Written instruction: Tell me how many lines hold "marker", please, using only the number.

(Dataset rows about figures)
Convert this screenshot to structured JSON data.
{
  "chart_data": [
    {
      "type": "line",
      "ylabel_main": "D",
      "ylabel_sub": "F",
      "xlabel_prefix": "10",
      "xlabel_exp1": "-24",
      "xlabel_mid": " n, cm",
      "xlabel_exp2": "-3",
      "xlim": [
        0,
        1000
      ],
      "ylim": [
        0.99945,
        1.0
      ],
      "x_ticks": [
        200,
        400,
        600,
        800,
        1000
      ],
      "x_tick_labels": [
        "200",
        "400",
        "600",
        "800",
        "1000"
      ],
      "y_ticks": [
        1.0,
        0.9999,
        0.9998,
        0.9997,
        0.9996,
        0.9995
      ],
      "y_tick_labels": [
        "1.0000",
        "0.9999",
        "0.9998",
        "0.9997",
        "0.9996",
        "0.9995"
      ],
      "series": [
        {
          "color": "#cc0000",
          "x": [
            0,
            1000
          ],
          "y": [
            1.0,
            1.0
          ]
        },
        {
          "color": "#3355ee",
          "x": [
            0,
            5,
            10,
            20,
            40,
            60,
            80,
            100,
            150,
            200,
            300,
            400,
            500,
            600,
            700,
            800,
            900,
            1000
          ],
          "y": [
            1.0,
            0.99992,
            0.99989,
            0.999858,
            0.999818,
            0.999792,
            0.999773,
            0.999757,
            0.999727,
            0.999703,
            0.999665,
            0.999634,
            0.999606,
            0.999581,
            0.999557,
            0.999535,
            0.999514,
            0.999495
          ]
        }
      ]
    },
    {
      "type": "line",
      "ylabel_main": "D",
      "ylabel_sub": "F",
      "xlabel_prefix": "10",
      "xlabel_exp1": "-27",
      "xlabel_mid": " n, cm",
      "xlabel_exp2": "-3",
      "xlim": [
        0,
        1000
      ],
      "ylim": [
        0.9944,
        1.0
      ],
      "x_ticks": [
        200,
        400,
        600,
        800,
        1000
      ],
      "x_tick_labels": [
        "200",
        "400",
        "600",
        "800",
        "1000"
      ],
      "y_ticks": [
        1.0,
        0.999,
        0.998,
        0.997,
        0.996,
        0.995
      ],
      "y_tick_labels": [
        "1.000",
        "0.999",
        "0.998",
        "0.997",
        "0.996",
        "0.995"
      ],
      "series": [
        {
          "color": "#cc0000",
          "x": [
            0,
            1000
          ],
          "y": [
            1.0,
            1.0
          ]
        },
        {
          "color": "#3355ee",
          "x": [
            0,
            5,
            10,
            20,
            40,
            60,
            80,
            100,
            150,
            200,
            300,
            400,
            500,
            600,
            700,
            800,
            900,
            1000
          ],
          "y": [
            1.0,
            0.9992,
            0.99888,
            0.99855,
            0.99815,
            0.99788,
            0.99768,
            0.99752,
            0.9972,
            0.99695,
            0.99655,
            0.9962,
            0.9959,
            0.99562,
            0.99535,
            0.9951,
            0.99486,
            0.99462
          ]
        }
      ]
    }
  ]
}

* * *

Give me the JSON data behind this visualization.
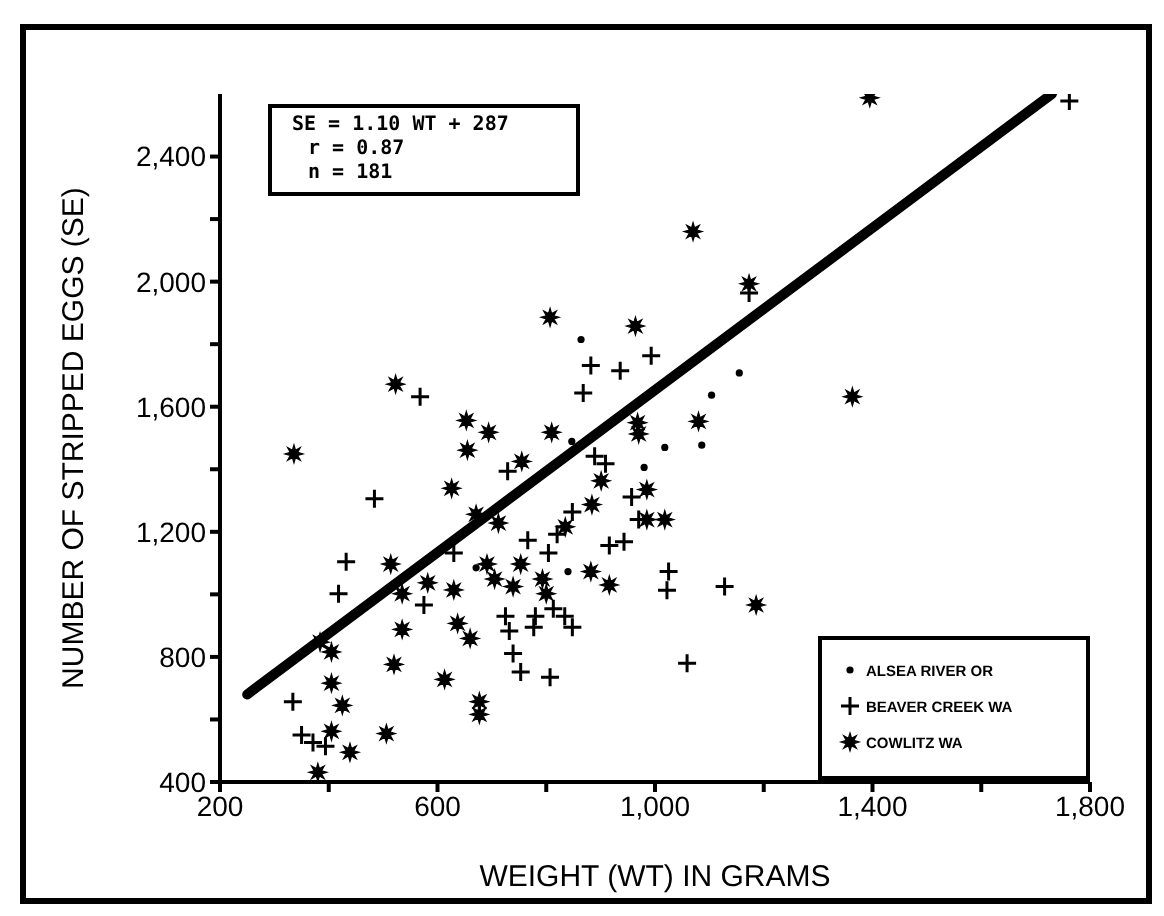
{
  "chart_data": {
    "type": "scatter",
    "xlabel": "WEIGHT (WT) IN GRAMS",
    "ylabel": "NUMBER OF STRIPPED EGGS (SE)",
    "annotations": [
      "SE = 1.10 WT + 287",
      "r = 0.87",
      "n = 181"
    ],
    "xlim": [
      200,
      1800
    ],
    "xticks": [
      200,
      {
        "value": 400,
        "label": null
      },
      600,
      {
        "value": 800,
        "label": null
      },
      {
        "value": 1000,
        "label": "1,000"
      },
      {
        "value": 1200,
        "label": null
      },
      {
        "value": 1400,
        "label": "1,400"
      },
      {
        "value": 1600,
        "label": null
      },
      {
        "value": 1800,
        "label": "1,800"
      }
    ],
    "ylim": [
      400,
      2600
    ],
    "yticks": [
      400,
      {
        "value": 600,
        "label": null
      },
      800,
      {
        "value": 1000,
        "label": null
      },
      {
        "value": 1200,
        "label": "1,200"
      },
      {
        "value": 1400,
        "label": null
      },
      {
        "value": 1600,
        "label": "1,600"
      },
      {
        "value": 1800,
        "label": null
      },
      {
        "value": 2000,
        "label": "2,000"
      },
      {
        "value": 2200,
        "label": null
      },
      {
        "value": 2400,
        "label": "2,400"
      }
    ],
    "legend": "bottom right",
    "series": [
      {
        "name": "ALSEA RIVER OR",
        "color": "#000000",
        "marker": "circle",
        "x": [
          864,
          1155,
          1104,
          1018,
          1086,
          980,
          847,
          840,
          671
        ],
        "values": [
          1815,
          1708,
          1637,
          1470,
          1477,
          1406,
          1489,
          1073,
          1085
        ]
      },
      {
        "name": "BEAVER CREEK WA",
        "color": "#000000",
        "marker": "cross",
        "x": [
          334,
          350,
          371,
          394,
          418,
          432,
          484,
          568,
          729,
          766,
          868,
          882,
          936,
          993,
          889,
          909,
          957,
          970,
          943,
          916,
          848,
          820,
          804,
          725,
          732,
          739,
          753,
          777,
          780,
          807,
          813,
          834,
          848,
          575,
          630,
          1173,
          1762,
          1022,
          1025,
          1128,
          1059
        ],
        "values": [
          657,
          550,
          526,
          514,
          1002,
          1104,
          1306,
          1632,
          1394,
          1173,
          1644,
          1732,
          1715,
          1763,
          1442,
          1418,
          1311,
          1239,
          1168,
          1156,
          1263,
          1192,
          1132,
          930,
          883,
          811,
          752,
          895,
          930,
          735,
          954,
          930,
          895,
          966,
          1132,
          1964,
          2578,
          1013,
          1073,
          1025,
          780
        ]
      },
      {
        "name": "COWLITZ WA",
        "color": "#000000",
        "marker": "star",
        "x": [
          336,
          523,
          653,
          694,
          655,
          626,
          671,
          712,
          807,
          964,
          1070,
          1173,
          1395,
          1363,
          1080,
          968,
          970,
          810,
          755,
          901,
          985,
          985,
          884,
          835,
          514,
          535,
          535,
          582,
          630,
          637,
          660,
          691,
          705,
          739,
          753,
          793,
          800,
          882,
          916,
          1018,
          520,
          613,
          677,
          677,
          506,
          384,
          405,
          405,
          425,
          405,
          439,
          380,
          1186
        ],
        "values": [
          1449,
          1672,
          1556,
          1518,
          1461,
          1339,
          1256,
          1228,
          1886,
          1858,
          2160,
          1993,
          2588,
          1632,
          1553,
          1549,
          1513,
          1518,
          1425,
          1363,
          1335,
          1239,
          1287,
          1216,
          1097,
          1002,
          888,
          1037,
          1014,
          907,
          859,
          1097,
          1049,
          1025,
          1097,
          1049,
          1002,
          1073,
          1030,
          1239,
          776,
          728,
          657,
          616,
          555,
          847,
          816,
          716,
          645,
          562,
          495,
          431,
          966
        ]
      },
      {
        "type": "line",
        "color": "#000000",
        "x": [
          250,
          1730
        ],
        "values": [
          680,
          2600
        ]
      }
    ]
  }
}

...

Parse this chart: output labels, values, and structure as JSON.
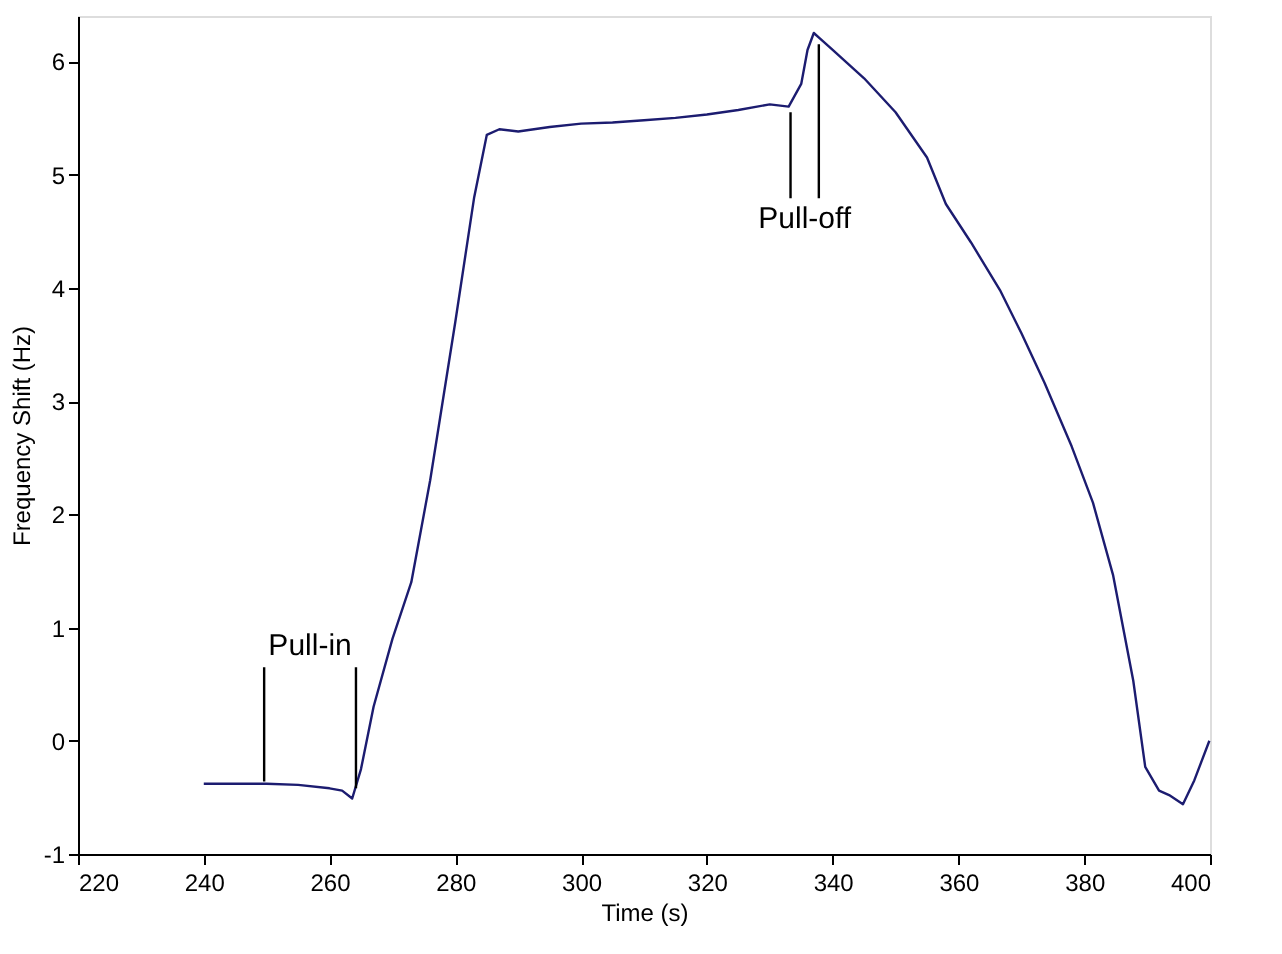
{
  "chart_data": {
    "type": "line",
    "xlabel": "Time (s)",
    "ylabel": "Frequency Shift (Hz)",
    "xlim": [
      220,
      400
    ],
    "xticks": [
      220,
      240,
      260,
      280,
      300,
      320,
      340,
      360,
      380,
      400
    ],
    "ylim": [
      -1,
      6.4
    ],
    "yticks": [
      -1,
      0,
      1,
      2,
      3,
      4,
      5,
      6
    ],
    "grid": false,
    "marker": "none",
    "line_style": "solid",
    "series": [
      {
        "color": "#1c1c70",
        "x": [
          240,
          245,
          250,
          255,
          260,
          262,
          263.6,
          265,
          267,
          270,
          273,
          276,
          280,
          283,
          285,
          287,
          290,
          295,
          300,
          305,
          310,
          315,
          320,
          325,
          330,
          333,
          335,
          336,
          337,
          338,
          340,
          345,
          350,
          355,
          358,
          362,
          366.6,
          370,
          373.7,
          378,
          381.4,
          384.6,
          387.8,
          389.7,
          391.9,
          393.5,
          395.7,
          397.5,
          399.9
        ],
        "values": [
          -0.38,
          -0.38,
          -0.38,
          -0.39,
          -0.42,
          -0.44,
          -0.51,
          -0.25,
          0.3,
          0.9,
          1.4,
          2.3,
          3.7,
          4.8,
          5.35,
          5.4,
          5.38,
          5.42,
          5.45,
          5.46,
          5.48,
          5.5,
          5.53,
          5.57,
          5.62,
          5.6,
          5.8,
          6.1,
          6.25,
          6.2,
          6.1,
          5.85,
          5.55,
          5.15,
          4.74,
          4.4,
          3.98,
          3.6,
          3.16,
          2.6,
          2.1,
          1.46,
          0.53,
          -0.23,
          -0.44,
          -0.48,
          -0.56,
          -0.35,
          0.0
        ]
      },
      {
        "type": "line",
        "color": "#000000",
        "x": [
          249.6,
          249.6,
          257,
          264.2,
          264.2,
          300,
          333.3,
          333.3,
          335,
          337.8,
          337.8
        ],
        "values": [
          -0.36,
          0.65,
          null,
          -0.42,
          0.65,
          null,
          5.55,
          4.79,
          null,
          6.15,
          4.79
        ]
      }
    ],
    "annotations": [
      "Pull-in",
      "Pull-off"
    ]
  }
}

Final answer: 4